START

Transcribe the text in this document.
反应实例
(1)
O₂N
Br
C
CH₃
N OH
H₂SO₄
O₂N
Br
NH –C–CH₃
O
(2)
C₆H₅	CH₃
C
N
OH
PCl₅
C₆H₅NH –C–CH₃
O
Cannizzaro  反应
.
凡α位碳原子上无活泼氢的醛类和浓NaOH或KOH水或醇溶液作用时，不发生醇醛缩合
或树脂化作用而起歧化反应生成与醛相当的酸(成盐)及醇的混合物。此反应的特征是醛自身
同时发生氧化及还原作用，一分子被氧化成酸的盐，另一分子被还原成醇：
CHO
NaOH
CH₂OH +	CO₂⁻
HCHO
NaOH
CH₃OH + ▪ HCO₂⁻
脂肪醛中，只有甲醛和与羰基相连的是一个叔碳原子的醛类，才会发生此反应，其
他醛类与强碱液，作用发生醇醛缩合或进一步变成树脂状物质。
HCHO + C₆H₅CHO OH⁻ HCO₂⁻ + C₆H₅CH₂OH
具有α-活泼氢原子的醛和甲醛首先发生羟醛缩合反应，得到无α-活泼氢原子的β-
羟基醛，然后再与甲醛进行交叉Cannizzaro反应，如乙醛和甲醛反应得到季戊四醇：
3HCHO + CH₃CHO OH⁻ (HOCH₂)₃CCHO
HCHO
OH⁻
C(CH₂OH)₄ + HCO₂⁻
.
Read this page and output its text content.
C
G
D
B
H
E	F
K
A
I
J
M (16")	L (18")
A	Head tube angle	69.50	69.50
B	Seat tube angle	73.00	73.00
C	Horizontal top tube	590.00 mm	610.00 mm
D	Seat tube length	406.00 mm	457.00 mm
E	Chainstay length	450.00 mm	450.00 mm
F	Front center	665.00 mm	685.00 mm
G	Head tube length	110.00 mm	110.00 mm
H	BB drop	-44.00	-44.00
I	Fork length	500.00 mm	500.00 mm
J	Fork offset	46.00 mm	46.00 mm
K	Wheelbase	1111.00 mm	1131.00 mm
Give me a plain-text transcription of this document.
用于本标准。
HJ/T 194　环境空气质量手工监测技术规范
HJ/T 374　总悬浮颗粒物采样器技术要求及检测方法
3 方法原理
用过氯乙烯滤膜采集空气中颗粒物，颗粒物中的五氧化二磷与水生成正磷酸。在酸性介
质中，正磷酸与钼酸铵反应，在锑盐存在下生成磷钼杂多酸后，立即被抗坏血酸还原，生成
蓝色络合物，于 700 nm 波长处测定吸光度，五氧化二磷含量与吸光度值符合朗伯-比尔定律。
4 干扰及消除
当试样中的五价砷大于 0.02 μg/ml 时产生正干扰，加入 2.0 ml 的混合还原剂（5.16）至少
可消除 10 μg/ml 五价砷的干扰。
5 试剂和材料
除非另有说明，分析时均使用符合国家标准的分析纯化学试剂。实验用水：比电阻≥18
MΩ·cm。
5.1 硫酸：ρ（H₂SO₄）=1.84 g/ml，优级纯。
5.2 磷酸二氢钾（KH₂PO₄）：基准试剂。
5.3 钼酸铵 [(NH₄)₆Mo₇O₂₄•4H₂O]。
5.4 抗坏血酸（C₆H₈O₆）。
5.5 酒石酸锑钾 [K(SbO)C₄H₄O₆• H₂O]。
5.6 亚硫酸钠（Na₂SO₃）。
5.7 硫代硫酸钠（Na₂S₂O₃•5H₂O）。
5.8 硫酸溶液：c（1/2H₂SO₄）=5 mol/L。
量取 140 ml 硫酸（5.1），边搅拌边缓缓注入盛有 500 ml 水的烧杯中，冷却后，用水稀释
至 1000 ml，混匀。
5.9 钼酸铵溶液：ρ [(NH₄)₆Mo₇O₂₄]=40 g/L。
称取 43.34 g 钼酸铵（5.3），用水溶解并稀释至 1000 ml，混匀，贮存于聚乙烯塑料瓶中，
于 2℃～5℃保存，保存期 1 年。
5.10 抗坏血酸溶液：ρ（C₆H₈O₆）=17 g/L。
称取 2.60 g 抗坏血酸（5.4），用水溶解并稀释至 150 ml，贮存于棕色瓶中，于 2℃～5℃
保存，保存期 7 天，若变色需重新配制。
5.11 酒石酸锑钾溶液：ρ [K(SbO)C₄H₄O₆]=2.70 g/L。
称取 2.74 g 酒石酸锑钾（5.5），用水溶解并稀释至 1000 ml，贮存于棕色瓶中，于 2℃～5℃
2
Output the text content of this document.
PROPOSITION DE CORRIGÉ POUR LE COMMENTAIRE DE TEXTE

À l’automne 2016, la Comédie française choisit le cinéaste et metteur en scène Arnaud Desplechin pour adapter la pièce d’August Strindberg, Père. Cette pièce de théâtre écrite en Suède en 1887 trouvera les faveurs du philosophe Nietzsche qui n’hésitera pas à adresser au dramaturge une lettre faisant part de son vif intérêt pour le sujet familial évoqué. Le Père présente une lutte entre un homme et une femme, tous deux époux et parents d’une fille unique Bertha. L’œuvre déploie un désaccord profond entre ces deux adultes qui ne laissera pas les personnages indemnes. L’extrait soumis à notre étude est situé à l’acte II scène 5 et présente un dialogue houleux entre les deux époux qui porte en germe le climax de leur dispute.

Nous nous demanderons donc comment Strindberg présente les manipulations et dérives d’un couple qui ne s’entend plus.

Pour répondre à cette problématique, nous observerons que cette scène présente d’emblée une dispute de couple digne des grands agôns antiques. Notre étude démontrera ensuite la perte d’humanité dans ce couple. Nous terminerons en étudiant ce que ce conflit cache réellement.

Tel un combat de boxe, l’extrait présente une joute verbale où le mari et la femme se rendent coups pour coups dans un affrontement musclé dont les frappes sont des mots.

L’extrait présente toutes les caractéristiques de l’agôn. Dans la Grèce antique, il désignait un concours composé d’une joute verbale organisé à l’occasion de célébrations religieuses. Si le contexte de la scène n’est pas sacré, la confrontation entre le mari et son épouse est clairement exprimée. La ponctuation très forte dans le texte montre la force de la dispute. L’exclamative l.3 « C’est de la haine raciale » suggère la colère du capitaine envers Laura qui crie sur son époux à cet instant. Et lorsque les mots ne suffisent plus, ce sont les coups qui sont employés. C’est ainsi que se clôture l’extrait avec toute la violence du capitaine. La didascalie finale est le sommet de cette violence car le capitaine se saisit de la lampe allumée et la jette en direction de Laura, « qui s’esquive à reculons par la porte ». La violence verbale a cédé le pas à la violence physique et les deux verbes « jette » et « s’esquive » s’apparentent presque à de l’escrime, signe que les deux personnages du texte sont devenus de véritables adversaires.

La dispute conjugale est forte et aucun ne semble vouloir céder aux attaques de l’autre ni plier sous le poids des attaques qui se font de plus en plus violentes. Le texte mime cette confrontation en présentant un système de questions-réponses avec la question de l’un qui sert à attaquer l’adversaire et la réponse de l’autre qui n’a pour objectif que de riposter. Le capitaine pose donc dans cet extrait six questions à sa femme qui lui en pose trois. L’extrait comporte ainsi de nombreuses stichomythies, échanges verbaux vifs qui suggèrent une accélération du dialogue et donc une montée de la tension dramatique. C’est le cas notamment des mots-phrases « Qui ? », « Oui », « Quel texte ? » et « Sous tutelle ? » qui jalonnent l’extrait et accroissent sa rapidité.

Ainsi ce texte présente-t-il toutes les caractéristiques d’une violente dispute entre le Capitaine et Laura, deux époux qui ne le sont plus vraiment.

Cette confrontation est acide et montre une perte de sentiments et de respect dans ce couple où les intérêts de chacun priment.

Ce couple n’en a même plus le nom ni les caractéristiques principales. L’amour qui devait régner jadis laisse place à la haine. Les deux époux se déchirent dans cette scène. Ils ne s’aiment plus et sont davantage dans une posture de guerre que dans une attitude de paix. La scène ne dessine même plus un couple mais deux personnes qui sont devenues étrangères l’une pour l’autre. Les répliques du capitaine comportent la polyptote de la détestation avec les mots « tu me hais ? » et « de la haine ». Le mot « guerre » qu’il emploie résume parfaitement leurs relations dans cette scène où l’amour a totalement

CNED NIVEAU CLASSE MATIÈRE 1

END

**PROMPT**.
Using the listing above, gather each line that holds the string "angle" and copy it.

**ANSWER FOR THE TASK**.
A	Head tube angle	69.50	69.50
B	Seat tube angle	73.00	73.00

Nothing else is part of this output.